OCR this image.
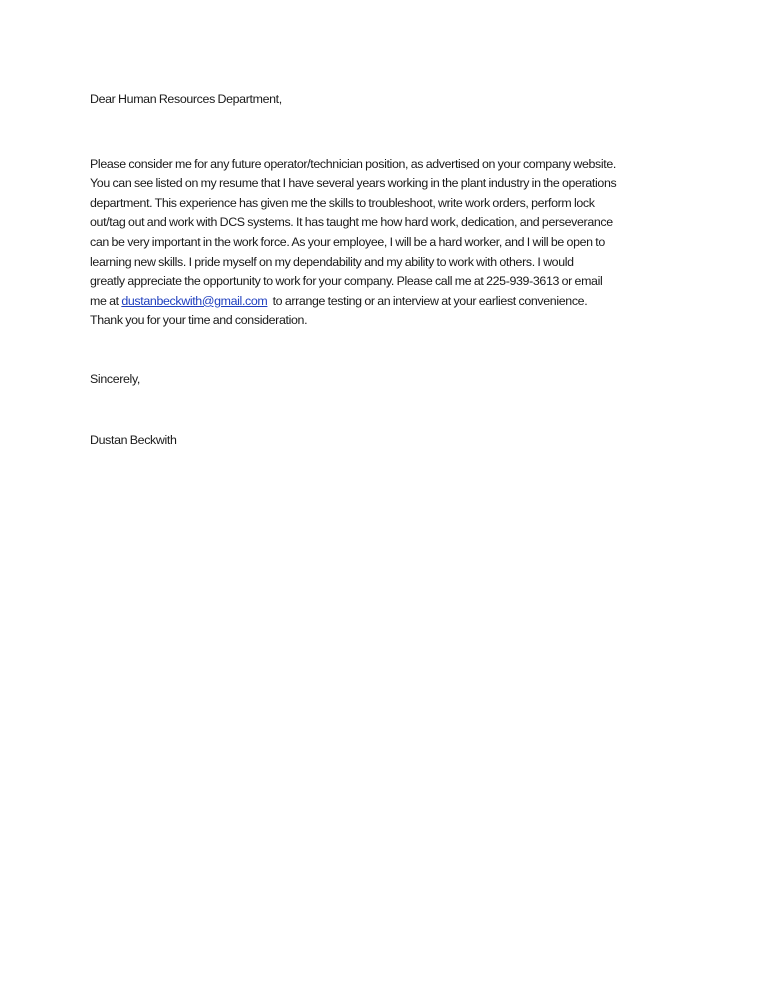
Dear Human Resources Department,

Please consider me for any future operator/technician position, as advertised on your company website.
You can see listed on my resume that I have several years working in the plant industry in the operations
department. This experience has given me the skills to troubleshoot, write work orders, perform lock
out/tag out and work with DCS systems. It has taught me how hard work, dedication, and perseverance
can be very important in the work force. As your employee, I will be a hard worker, and I will be open to
learning new skills. I pride myself on my dependability and my ability to work with others. I would
greatly appreciate the opportunity to work for your company. Please call me at 225-939-3613 or email
me at dustanbeckwith@gmail.com  to arrange testing or an interview at your earliest convenience.
Thank you for your time and consideration.

Sincerely,

Dustan Beckwith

------------------------------------

Objective: Return each line of the data that contains the string "skills".

Solution for this task:
department. This experience has given me the skills to troubleshoot, write work orders, perform lock
learning new skills. I pride myself on my dependability and my ability to work with others. I would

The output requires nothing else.